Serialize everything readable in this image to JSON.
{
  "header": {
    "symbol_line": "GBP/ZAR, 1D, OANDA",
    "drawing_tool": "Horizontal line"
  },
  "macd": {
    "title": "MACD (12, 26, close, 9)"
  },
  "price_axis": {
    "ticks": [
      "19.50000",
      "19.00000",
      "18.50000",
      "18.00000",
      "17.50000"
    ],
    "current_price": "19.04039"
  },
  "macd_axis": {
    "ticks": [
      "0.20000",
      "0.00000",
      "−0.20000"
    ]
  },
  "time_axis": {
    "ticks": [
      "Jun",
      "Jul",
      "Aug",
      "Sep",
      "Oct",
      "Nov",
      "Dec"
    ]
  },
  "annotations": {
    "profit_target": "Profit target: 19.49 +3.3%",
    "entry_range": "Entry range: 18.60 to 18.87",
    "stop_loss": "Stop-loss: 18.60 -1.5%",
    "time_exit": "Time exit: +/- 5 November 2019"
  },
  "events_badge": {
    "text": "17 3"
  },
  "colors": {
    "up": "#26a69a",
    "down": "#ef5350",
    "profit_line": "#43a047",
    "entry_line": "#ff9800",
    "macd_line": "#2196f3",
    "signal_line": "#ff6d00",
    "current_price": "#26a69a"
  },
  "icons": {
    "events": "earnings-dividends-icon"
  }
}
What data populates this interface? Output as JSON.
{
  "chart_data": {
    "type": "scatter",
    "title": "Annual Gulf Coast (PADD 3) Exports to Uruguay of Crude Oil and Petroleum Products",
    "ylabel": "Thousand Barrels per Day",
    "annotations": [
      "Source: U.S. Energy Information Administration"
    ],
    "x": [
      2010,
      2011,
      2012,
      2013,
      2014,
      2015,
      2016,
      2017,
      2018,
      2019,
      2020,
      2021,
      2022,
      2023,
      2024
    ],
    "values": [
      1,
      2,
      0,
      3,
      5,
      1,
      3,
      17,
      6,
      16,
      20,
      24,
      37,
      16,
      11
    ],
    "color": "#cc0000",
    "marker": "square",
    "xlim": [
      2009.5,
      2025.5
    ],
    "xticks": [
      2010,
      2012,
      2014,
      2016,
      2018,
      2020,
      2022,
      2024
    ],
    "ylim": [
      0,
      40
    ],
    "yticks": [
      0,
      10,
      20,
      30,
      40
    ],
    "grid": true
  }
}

GOAL: In the entries above, how many lines contain the word "JSON"? Answer with the number only.

OUTPUT FOR THIS EXERCISE: 2